NOTE 2--SIGNIFICANT ACCOUNTING POLICIES (CONTINUED)
    Operating properties are generally depreciated utilizing the straight-line
method over estimated lives ranging principally from 5 to 7 years. Accumulated
depreciation amounted to $1.1 million and $1.0 million at December 31, 1995 and
1996, respectively.
 
NOTE 3--ACQUISITIONS AND DISPOSITIONS
 
    In November 1994, the Company acquired the stock of Kathryn G. Thompson
Company ("KGTC") and related assets. The principal activities of the acquired
business are residential real estate development and homebuilding, focusing on
the entry-level and first time move-up market segments. The principal project of
the acquired business is a 49% general partnership interest in a 230-acre
project planned for approximately 1,200 residential units in Aliso Viejo in
southern Orange County ("AV Partnership"). In connection with the acquisition,
the Company paid $1.2 million in cash and a $.5 million note, issued 2 million
shares of Class A Common Stock and warrants to purchase an additional 2 million
shares. The Company guaranteed approximately $4.8 million of capital
contribution notes related to the Aliso Viejo partnership interest, which notes
are primarily payable out of positive net cash flow to be generated by the
partnership interest and are not due until the earlier of the completion of the
project or April 1999. In addition, in November 1994, Ms. Kathryn G. Thompson,
who was appointed as a director of the Company, entered into a covenant not to
compete with the Company with respect to real estate development, subject to
certain limited exceptions. Ms. Thompson resigned as an officer and director of
the Company effective November 1, 1996. In conjunction with her resignation, the
covenant of Ms. Thompson was released.

- _Data to use_
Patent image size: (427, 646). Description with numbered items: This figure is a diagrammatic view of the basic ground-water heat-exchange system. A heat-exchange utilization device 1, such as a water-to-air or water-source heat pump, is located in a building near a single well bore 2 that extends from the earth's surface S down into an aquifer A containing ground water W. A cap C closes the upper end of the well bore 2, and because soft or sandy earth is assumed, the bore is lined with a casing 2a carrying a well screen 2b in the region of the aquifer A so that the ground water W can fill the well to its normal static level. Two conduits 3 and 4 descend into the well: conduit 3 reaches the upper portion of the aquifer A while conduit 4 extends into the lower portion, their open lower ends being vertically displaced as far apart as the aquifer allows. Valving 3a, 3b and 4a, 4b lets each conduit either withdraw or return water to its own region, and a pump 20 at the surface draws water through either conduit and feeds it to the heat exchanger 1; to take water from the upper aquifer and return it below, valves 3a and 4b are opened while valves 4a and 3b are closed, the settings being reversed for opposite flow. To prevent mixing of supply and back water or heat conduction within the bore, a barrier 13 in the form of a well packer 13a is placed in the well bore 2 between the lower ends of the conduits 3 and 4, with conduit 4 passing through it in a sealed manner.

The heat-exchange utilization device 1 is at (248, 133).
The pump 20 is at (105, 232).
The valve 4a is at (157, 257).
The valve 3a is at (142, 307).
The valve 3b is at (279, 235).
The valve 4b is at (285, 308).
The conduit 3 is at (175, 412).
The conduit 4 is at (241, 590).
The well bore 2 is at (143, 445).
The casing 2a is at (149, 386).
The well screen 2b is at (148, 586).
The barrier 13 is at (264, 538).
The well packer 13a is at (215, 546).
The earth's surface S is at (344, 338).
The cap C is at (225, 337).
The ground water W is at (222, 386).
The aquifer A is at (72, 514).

- _Short task A_
Render the records as a numbered list, from the start of the records down through the line containing "The barrier 13 is at (264, 538).", both ends included and blank lines left out.
- _Short task B_
Continue the financial statement notes from where they stop.

- _Final answer A_
1. Patent image size: (427, 646). Description with numbered items: This figure is a diagrammatic view of the basic ground-water heat-exchange system. A heat-exchange utilization device 1, such as a water-to-air or water-source heat pump, is located in a building near a single well bore 2 that extends from the earth's surface S down into an aquifer A containing ground water W. A cap C closes the upper end of the well bore 2, and because soft or sandy earth is assumed, the bore is lined with a casing 2a carrying a well screen 2b in the region of the aquifer A so that the ground water W can fill the well to its normal static level. Two conduits 3 and 4 descend into the well: conduit 3 reaches the upper portion of the aquifer A while conduit 4 extends into the lower portion, their open lower ends being vertically displaced as far apart as the aquifer allows. Valving 3a, 3b and 4a, 4b lets each conduit either withdraw or return water to its own region, and a pump 20 at the surface draws water through either conduit and feeds it to the heat exchanger 1; to take water from the upper aquifer and return it below, valves 3a and 4b are opened while valves 4a and 3b are closed, the settings being reversed for opposite flow. To prevent mixing of supply and back water or heat conduction within the bore, a barrier 13 in the form of a well packer 13a is placed in the well bore 2 between the lower ends of the conduits 3 and 4, with conduit 4 passing through it in a sealed manner.
2. The heat-exchange utilization device 1 is at (248, 133).
3. The pump 20 is at (105, 232).
4. The valve 4a is at (157, 257).
5. The valve 3a is at (142, 307).
6. The valve 3b is at (279, 235).
7. The valve 4b is at (285, 308).
8. The conduit 3 is at (175, 412).
9. The conduit 4 is at (241, 590).
10. The well bore 2 is at (143, 445).
11. The casing 2a is at (149, 386).
12. The well screen 2b is at (148, 586).
13. The barrier 13 is at (264, 538).

- _Final answer B_
    Summarized financial information of AV Partnership is presented below at
December 31, 1995 and 1996 and for the years then ended (in millions):
 
<TABLE>
<CAPTION>
                                                                           1995         1996
                                                                        -----------  -----------
<S>                                                                     <C>          <C>
Balance Sheet Data:
  Total assets........................................................   $   111.9    $   102.5
  Total project debt and other liabilities............................       107.9        110.5
                                                                        -----------  -----------
  Partners' capital...................................................   $     4.0    $    (8.0)
                                                                        -----------  -----------
                                                                        -----------  -----------
Statement of Operations Data:
  Revenues............................................................   $  --        $    44.3
  Expenses............................................................        (4.1)       (55.3)
                                                                        -----------  -----------
  Net loss............................................................   $    (4.1)   $   (11.0)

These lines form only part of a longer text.